**Énoncé a**
Répondez aux questions suivantes à partir du texte sur la notion de genre :
(i) En quelle année paraît l'ouvrage Sex, gender and society d'Anne Oakley ?
(ii) Dans quel ouvrage Judith Butler affirme-t-elle que les corps sexués résultent d'un « façonnement disciplinaire » ?
(iii) En 2011, dans les manuels de quelle discipline et de quelle classe les questions de genre font-elles leur apparition ?

**Extrait du document**

# # # # # # #

Être un homme ou une femme : une évidence pour presque tout un chacun. Mais ça, c’était avant. Avant que la question du genre n’arrive en Europe dans les années 1990, ne s’invite dans les manuels scolaires et ne reprenne du service lors du débat sur le mariage homosexuel en France. En 1972, dans son ouvrage Sex, gender and society, la sociologue Anne Oakley rassemble sous la notion de gender (« genre ») les attributs psychologiques et culturels, masculins ou féminins, acquis par les individus en fonction des processus de socialisation.
La notion de « genre » souligne le fait que les rôles et les statuts sociaux des deux sexes, ainsi que leurs qualités physiques, intellectuelles et morales ne dépendent pas du fait de naître homme ou femme, mais des relations entre les sexes.
S’ensuit le courant des gender studies (« études de genre »), mené par des psychologues et psychanalystes à travers le concept d’identité de genre, ainsi que par des sociologues et des anthropologues. Cette approche repose sur le constat d’un pouvoir partout exercé par les hommes au détriment des femmes, et d’une valorisation systématique du masculin par rapport au féminin. C’est ainsi qu’émerge la distinction entre la dualité organique des sexes et la hiérarchie sociale des genres.
Certains mouvements féministes s’en emparent pour pousser le raisonnement à l’extrême. La philosophe américaine Judith Butler, féministe radicale, affirme en 1990, dans son ouvrage Troubles dans le genre, que les corps sexués ne sont pas donnés mais résultent d’un « façonnement disciplinaire ». Elle abolit toute distinction entre sexe et genre lorsqu’elle affirme que le sexe mâle ou femelle est une « construction culturelle au même titre que le genre ».
Gare au mélange… des genres !
En France, les études sur le genre sont d’abord maintenues à distance alors que, dans les universités américaines, elles sont abordées dans des centaines de programmes.
En 2011, impossible pourtant de continuer à faire l’autruche : les questions de genre font leur apparition dans les manuels scolaires de Sciences de la Vie et de la Terre (SVT) en classe de Première.

# # # # # # #

**Données de la tâche**
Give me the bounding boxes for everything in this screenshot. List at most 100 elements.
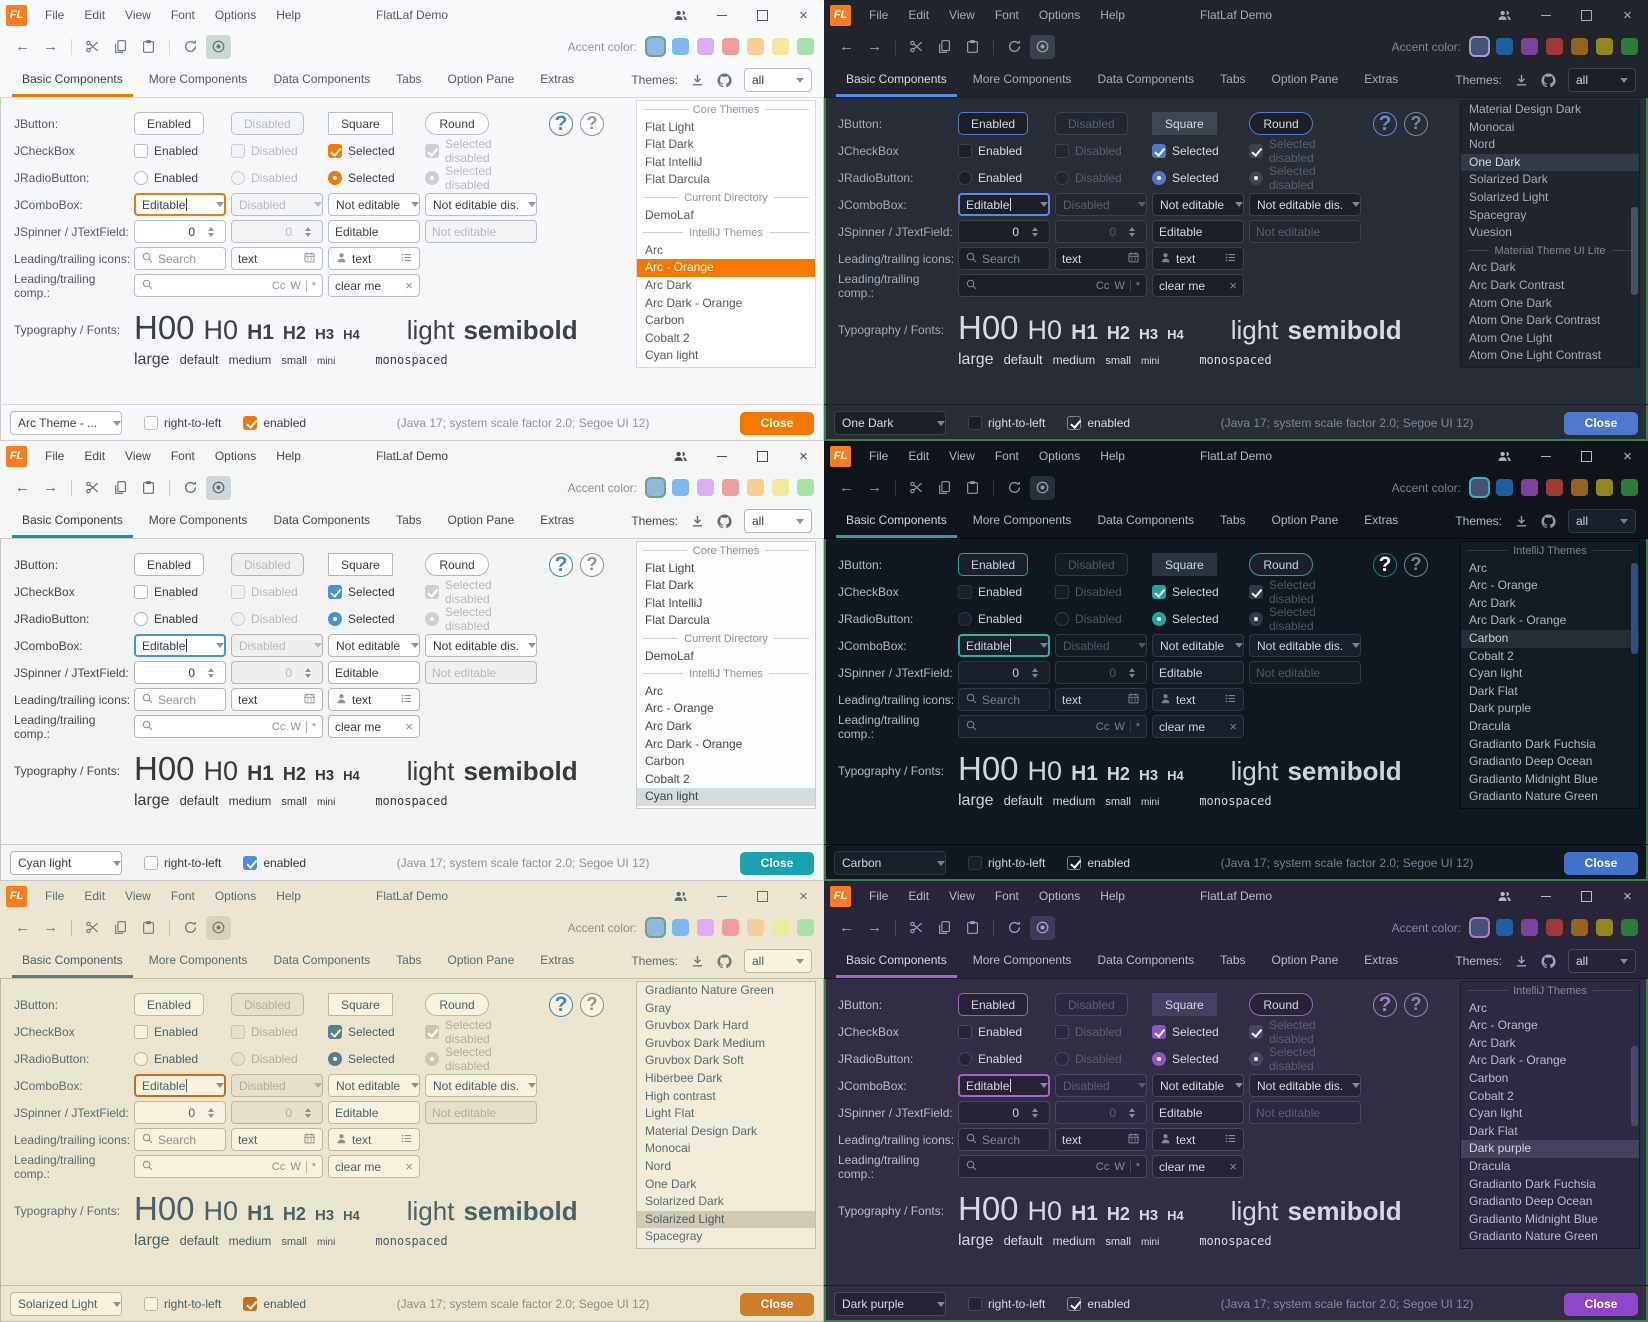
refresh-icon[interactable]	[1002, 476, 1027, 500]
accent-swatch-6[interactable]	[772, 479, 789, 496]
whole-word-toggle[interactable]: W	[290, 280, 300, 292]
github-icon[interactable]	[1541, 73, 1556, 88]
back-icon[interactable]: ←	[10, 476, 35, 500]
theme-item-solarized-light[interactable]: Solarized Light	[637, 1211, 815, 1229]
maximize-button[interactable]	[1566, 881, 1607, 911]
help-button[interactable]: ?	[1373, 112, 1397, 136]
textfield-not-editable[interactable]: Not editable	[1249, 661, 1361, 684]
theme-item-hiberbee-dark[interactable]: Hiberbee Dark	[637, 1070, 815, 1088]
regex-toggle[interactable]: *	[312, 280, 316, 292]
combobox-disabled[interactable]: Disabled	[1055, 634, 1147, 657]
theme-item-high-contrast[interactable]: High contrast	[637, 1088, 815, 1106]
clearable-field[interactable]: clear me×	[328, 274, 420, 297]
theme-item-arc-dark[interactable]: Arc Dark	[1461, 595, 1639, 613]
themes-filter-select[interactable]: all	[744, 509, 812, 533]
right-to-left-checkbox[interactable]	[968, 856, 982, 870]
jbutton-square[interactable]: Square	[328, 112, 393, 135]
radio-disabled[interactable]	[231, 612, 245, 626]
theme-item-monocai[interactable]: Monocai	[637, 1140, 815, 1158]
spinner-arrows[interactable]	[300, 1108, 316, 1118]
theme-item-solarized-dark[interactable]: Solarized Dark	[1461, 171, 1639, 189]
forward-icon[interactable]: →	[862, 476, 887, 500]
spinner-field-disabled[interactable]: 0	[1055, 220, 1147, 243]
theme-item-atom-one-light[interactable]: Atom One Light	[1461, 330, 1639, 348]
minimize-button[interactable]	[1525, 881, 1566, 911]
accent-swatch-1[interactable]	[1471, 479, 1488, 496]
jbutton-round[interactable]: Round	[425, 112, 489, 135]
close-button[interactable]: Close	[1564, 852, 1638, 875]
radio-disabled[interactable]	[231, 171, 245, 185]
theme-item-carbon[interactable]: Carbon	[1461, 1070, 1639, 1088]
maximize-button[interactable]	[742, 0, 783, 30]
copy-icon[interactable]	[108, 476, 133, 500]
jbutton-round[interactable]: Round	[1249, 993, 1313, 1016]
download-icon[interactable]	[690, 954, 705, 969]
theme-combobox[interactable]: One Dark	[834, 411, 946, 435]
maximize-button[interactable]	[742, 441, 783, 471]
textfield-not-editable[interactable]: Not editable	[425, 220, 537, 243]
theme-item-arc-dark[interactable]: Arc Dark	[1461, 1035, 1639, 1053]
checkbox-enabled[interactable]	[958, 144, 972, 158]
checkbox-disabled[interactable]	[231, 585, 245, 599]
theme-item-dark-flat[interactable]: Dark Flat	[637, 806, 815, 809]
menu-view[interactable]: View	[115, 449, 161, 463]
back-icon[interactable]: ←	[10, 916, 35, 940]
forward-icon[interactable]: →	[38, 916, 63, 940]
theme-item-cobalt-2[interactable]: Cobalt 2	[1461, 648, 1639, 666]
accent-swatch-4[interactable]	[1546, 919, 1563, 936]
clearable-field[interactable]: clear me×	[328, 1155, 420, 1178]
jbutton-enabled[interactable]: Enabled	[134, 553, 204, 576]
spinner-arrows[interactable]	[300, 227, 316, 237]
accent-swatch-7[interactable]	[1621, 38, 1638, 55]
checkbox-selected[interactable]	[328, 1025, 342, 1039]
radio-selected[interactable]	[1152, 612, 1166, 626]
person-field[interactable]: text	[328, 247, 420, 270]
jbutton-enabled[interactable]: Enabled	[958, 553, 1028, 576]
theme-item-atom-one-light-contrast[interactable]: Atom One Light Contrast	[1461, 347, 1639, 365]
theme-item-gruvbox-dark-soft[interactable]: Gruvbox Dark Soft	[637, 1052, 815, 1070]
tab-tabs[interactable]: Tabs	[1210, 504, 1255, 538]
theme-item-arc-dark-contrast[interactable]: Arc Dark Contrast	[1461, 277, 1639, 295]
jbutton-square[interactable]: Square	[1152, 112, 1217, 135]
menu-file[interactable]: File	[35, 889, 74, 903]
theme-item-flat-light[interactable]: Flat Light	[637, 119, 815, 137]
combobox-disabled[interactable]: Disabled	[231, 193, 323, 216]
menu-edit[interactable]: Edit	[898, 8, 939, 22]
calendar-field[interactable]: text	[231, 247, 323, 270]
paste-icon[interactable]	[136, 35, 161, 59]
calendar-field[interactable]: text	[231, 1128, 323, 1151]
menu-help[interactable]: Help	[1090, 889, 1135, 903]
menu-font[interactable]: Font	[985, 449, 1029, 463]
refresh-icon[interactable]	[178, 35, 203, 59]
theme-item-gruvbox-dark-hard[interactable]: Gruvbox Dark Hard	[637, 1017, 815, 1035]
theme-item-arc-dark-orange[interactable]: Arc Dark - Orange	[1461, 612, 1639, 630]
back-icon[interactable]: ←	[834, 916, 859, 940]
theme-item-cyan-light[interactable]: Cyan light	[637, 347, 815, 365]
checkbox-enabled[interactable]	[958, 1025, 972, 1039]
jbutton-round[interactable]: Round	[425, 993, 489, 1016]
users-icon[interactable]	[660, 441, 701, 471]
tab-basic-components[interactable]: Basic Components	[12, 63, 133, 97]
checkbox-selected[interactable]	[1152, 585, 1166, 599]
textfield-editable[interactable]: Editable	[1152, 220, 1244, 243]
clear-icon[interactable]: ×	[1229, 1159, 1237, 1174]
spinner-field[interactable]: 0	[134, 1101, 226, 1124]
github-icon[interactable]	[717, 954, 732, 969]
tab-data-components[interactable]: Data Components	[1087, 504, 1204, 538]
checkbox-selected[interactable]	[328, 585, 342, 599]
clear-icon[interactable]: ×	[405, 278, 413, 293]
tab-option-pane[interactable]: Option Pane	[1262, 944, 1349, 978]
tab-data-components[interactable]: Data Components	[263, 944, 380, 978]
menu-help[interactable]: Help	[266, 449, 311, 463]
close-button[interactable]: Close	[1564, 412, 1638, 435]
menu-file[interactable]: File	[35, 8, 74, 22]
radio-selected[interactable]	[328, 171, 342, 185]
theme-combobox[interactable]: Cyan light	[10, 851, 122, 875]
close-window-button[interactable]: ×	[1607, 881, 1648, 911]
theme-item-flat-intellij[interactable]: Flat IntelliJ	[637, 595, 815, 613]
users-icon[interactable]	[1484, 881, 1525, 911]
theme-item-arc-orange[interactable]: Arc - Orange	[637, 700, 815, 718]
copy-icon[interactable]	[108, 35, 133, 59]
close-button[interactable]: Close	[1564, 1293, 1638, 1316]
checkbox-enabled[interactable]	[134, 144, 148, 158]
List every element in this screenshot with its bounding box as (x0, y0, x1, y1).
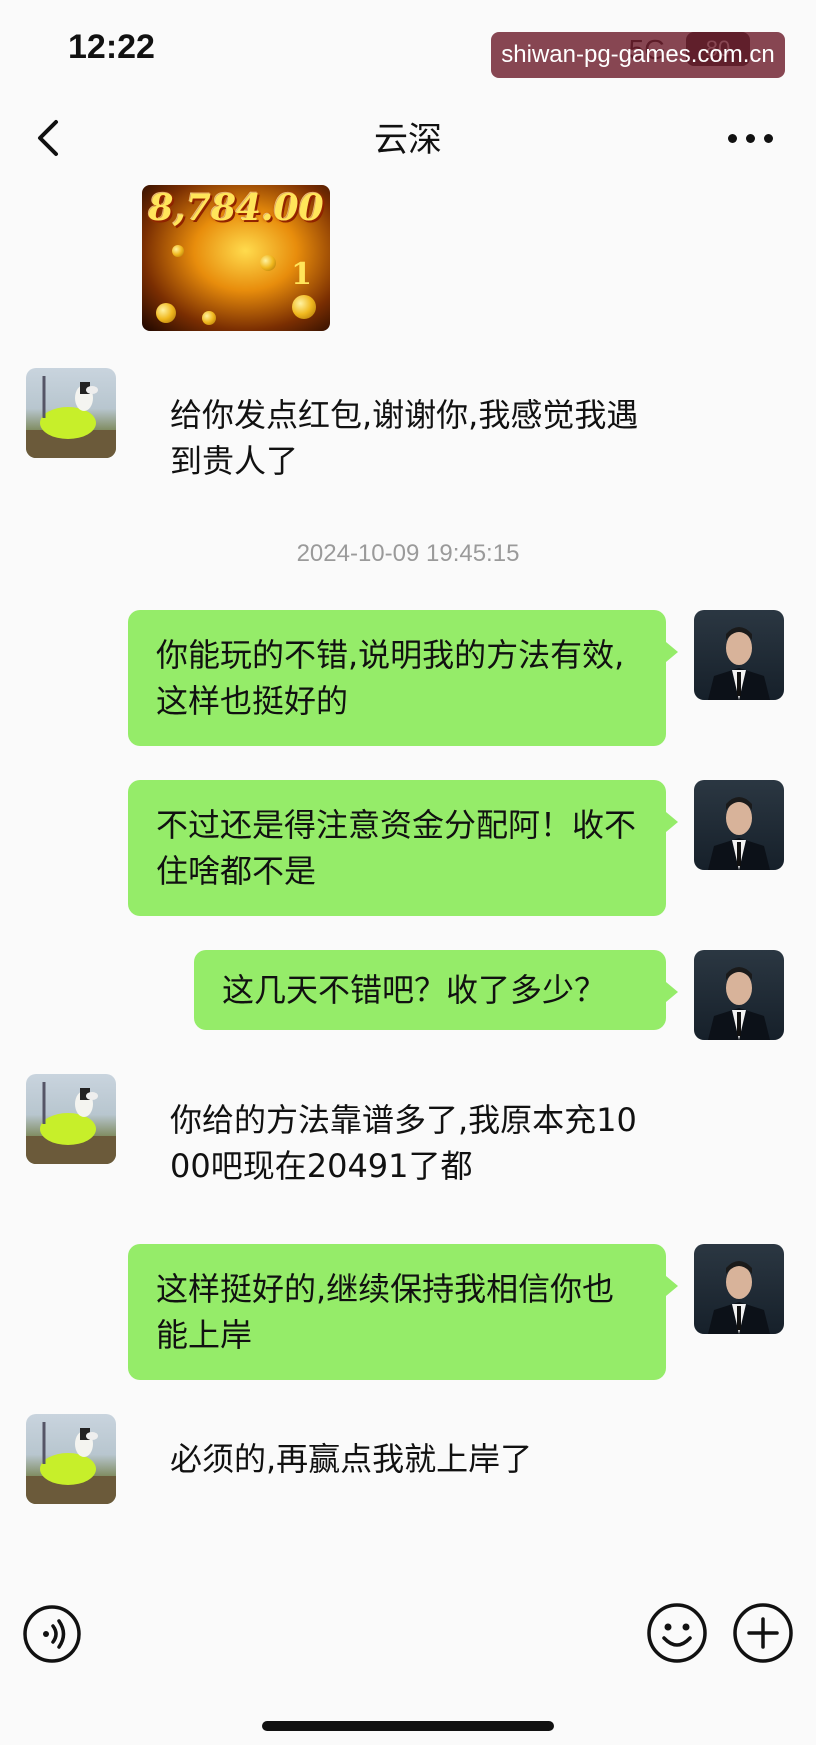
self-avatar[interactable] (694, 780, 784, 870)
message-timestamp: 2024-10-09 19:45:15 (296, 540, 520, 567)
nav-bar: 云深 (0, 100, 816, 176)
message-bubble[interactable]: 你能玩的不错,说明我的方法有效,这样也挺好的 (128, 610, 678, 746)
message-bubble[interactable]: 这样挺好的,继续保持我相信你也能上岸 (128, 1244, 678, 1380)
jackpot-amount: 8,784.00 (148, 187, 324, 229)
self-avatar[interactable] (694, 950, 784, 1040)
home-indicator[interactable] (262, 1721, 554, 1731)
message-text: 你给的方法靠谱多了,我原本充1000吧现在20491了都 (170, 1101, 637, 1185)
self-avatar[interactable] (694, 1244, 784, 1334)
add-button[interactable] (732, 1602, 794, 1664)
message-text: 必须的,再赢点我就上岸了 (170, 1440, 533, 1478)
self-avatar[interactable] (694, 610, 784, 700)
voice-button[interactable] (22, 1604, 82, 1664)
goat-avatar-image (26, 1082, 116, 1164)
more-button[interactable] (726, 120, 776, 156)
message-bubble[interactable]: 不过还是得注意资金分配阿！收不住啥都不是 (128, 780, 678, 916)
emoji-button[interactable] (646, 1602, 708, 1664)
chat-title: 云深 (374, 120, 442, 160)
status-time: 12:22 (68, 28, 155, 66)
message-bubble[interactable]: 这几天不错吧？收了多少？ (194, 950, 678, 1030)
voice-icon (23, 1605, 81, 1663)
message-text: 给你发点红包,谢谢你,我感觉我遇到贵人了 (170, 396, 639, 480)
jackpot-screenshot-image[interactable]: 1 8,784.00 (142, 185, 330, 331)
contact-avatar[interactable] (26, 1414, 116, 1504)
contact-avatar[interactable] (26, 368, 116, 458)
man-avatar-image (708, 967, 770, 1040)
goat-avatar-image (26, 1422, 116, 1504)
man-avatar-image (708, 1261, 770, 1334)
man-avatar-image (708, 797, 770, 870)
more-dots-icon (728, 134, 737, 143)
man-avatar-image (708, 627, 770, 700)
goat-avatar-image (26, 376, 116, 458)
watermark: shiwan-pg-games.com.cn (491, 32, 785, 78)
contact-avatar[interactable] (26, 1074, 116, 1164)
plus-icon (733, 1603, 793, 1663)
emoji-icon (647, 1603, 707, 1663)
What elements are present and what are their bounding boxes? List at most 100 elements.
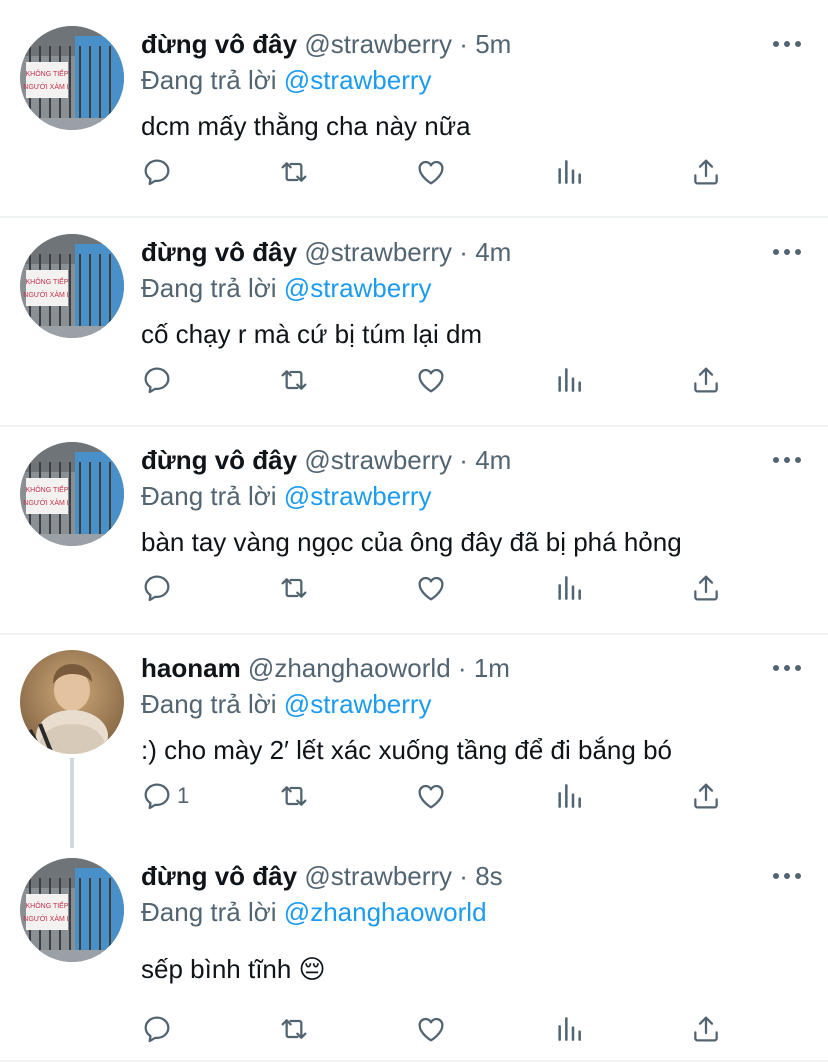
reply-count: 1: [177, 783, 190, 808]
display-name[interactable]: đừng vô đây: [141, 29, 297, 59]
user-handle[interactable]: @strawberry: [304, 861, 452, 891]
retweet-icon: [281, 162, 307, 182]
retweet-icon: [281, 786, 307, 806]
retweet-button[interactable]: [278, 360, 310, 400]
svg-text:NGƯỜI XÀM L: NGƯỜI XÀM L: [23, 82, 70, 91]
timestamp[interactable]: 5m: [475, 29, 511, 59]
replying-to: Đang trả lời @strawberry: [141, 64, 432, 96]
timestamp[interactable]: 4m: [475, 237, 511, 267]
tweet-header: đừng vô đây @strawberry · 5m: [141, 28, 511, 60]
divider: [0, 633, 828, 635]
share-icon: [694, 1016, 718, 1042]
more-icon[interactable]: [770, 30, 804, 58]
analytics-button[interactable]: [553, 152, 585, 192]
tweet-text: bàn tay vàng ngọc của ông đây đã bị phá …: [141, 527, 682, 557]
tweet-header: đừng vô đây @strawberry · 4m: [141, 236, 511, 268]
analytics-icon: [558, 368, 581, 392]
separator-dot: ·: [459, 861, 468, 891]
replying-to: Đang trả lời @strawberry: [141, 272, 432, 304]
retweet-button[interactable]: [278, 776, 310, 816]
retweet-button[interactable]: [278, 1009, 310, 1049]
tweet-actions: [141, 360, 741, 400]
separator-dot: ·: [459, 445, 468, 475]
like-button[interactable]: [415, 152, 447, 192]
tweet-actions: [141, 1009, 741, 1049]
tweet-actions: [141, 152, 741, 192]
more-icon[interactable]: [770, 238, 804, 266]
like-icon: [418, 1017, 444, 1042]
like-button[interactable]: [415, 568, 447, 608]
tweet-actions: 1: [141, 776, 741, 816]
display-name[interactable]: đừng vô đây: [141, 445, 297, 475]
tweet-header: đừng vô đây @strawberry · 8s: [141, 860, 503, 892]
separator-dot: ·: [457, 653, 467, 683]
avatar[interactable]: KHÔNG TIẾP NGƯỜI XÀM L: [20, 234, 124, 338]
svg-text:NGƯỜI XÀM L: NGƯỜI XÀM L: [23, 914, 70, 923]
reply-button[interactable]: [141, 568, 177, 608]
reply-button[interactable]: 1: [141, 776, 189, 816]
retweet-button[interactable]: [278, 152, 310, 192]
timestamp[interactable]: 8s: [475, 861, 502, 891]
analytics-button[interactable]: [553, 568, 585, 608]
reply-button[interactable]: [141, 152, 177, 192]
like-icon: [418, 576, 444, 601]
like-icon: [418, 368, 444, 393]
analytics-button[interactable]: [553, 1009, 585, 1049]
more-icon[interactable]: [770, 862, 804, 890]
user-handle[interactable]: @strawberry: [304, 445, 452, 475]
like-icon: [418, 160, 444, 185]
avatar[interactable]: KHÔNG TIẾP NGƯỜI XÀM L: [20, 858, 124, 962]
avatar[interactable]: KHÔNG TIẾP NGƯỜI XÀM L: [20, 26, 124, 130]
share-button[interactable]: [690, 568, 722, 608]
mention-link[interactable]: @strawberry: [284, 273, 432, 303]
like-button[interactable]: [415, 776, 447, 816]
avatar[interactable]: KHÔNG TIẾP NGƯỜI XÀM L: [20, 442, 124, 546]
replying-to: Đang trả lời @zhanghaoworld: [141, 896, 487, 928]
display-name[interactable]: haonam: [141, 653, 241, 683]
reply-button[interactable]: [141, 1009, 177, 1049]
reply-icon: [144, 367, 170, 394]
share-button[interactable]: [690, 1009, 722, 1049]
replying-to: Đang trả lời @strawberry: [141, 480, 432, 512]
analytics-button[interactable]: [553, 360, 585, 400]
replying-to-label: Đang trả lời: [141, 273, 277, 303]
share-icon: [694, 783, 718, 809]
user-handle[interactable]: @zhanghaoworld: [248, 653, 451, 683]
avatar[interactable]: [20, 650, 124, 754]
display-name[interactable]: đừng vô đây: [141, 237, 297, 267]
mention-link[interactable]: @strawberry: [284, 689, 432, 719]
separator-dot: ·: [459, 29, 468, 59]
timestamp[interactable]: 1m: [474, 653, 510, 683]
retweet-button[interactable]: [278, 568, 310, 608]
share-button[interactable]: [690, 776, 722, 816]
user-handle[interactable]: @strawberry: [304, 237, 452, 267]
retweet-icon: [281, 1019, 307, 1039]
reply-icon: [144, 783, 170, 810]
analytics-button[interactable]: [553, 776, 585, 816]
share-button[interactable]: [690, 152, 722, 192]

# # # # # # #

**Énoncé b**
Recopiez à l'identique, dans les enregistrements, tout ce qui va de la ligne contenant « self-avatar[interactable] (694, 780, 784, 870) » jusqu'à la ligne contenant « message-text: 必须的,再赢点我就上岸了 (170, 1440, 533, 1478) », ces deux lignes comprises.

**Réponse rédigée a**
(i) En 1972.
(ii) Dans Troubles dans le genre.
(iii) Dans les manuels de Sciences de la Vie et de la Terre (SVT), en classe de Première.

**Réponse rédigée b**
self-avatar[interactable] (694, 780, 784, 870)
message-timestamp: 2024-10-09 19:45:15 (296, 540, 520, 567)
nav-bar: 云深 (0, 100, 816, 176)
message-bubble[interactable]: 你能玩的不错,说明我的方法有效,这样也挺好的 (128, 610, 678, 746)
message-bubble[interactable]: 这样挺好的,继续保持我相信你也能上岸 (128, 1244, 678, 1380)
jackpot-amount: 8,784.00 (148, 187, 324, 229)
self-avatar[interactable] (694, 950, 784, 1040)
home-indicator[interactable] (262, 1721, 554, 1731)
message-text: 你给的方法靠谱多了,我原本充1000吧现在20491了都 (170, 1101, 637, 1185)
self-avatar[interactable] (694, 1244, 784, 1334)
add-button[interactable] (732, 1602, 794, 1664)
message-text: 必须的,再赢点我就上岸了 (170, 1440, 533, 1478)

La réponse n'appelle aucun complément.